● What is required: Repeat every line of the listing below exactly, minus the pictures.
[start of Given data]
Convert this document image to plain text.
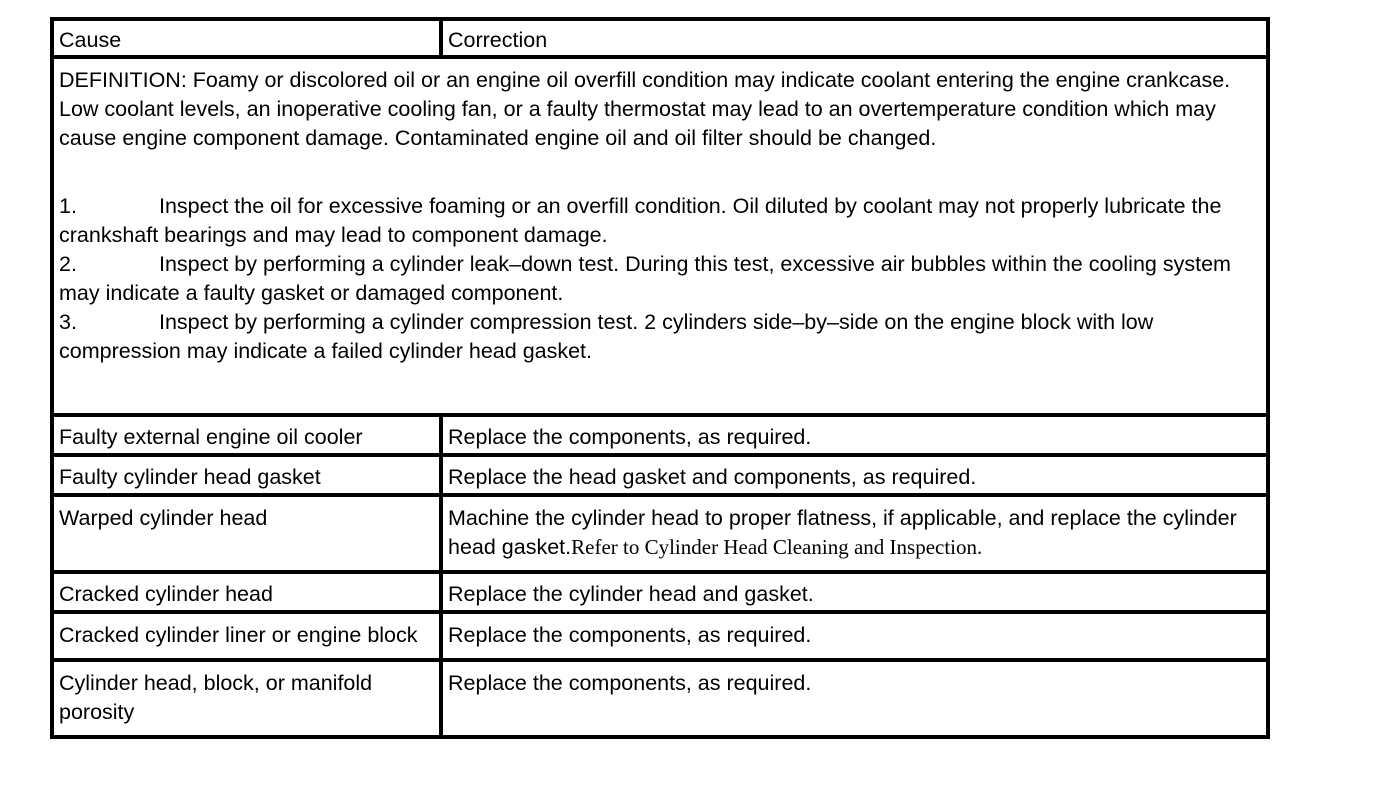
Cause	Correction

DEFINITION: Foamy or discolored oil or an engine oil overfill condition may indicate coolant entering the engine crankcase. Low coolant levels, an inoperative cooling fan, or a faulty thermostat may lead to an overtemperature condition which may cause engine component damage. Contaminated engine oil and oil filter should be changed.

1. Inspect the oil for excessive foaming or an overfill condition. Oil diluted by coolant may not properly lubricate the crankshaft bearings and may lead to component damage.

2. Inspect by performing a cylinder leak–down test. During this test, excessive air bubbles within the cooling system may indicate a faulty gasket or damaged component.

3. Inspect by performing a cylinder compression test. 2 cylinders side–by–side on the engine block with low compression may indicate a failed cylinder head gasket.	

Faulty external engine oil cooler	Replace the components, as required.
Faulty cylinder head gasket	Replace the head gasket and components, as required.
Warped cylinder head	Machine the cylinder head to proper flatness, if applicable, and replace the cylinder head gasket.Refer to Cylinder Head Cleaning and Inspection.
Cracked cylinder head	Replace the cylinder head and gasket.
Cracked cylinder liner or engine block	Replace the components, as required.
Cylinder head, block, or manifold porosity	Replace the components, as required.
[end of Given data]
● The solution:
Convert this document image to plain text.
Cause	Correction

DEFINITION: Foamy or discolored oil or an engine oil overfill condition may indicate coolant entering the engine crankcase. Low coolant levels, an inoperative cooling fan, or a faulty thermostat may lead to an overtemperature condition which may cause engine component damage. Contaminated engine oil and oil filter should be changed.

1. Inspect the oil for excessive foaming or an overfill condition. Oil diluted by coolant may not properly lubricate the crankshaft bearings and may lead to component damage.

2. Inspect by performing a cylinder leak–down test. During this test, excessive air bubbles within the cooling system may indicate a faulty gasket or damaged component.

3. Inspect by performing a cylinder compression test. 2 cylinders side–by–side on the engine block with low compression may indicate a failed cylinder head gasket.	

Faulty external engine oil cooler	Replace the components, as required.
Faulty cylinder head gasket	Replace the head gasket and components, as required.
Warped cylinder head	Machine the cylinder head to proper flatness, if applicable, and replace the cylinder head gasket.Refer to Cylinder Head Cleaning and Inspection.
Cracked cylinder head	Replace the cylinder head and gasket.
Cracked cylinder liner or engine block	Replace the components, as required.
Cylinder head, block, or manifold porosity	Replace the components, as required.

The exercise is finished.